Give the material once more, word for word, without any images.

====

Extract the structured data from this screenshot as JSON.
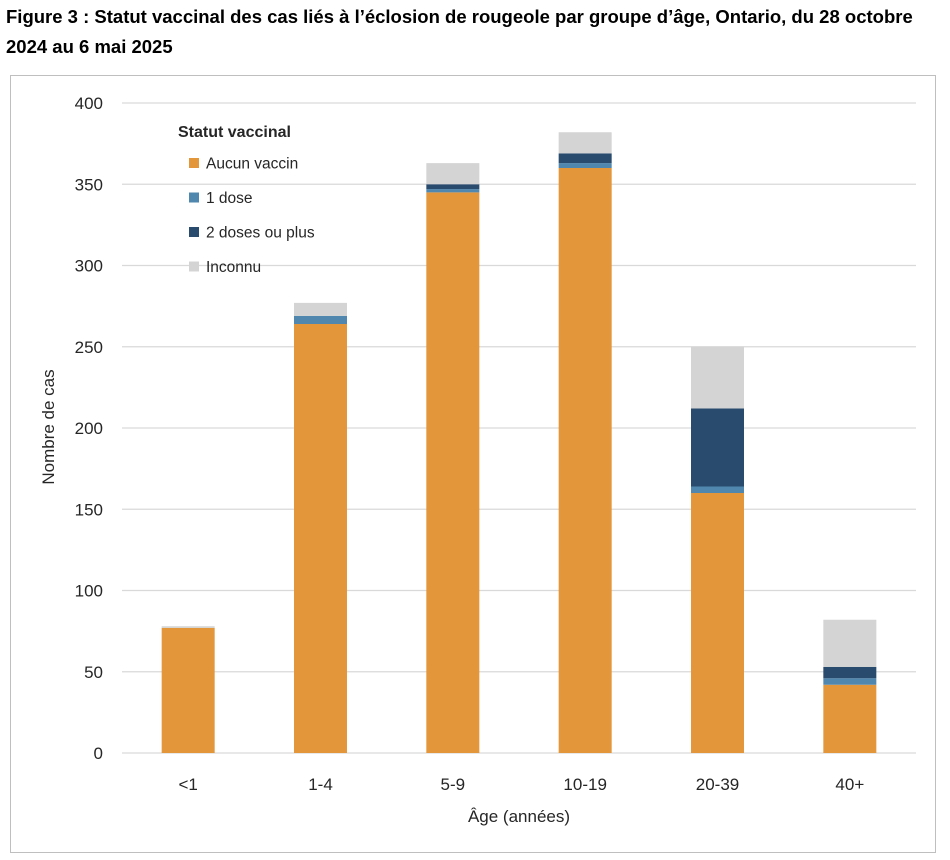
{
  "figure": {
    "title": "Figure 3 : Statut vaccinal des cas liés à l’éclosion de rougeole par groupe d’âge, Ontario, du 28 octobre 2024 au 6 mai 2025"
  },
  "chart_data": {
    "type": "bar",
    "stacked": true,
    "title": "",
    "xlabel": "Âge (années)",
    "ylabel": "Nombre de cas",
    "ylim": [
      0,
      400
    ],
    "yticks": [
      0,
      50,
      100,
      150,
      200,
      250,
      300,
      350,
      400
    ],
    "grid": true,
    "legend_title": "Statut vaccinal",
    "legend_position": "top-left",
    "categories": [
      "<1",
      "1-4",
      "5-9",
      "10-19",
      "20-39",
      "40+"
    ],
    "series": [
      {
        "name": "Aucun vaccin",
        "color": "#E3963A",
        "values": [
          77,
          264,
          345,
          360,
          160,
          42
        ]
      },
      {
        "name": "1 dose",
        "color": "#4F87AE",
        "values": [
          0,
          5,
          2,
          3,
          4,
          4
        ]
      },
      {
        "name": "2 doses ou plus",
        "color": "#284B6E",
        "values": [
          0,
          0,
          3,
          6,
          48,
          7
        ]
      },
      {
        "name": "Inconnu",
        "color": "#D4D4D4",
        "values": [
          1,
          8,
          13,
          13,
          38,
          29
        ]
      }
    ]
  }
}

====

Task solution:
Extract the structured data from this screenshot as JSON.
{
  "figure": {
    "title": "Figure 3 : Statut vaccinal des cas liés à l’éclosion de rougeole par groupe d’âge, Ontario, du 28 octobre 2024 au 6 mai 2025"
  },
  "chart_data": {
    "type": "bar",
    "stacked": true,
    "title": "",
    "xlabel": "Âge (années)",
    "ylabel": "Nombre de cas",
    "ylim": [
      0,
      400
    ],
    "yticks": [
      0,
      50,
      100,
      150,
      200,
      250,
      300,
      350,
      400
    ],
    "grid": true,
    "legend_title": "Statut vaccinal",
    "legend_position": "top-left",
    "categories": [
      "<1",
      "1-4",
      "5-9",
      "10-19",
      "20-39",
      "40+"
    ],
    "series": [
      {
        "name": "Aucun vaccin",
        "color": "#E3963A",
        "values": [
          77,
          264,
          345,
          360,
          160,
          42
        ]
      },
      {
        "name": "1 dose",
        "color": "#4F87AE",
        "values": [
          0,
          5,
          2,
          3,
          4,
          4
        ]
      },
      {
        "name": "2 doses ou plus",
        "color": "#284B6E",
        "values": [
          0,
          0,
          3,
          6,
          48,
          7
        ]
      },
      {
        "name": "Inconnu",
        "color": "#D4D4D4",
        "values": [
          1,
          8,
          13,
          13,
          38,
          29
        ]
      }
    ]
  }
}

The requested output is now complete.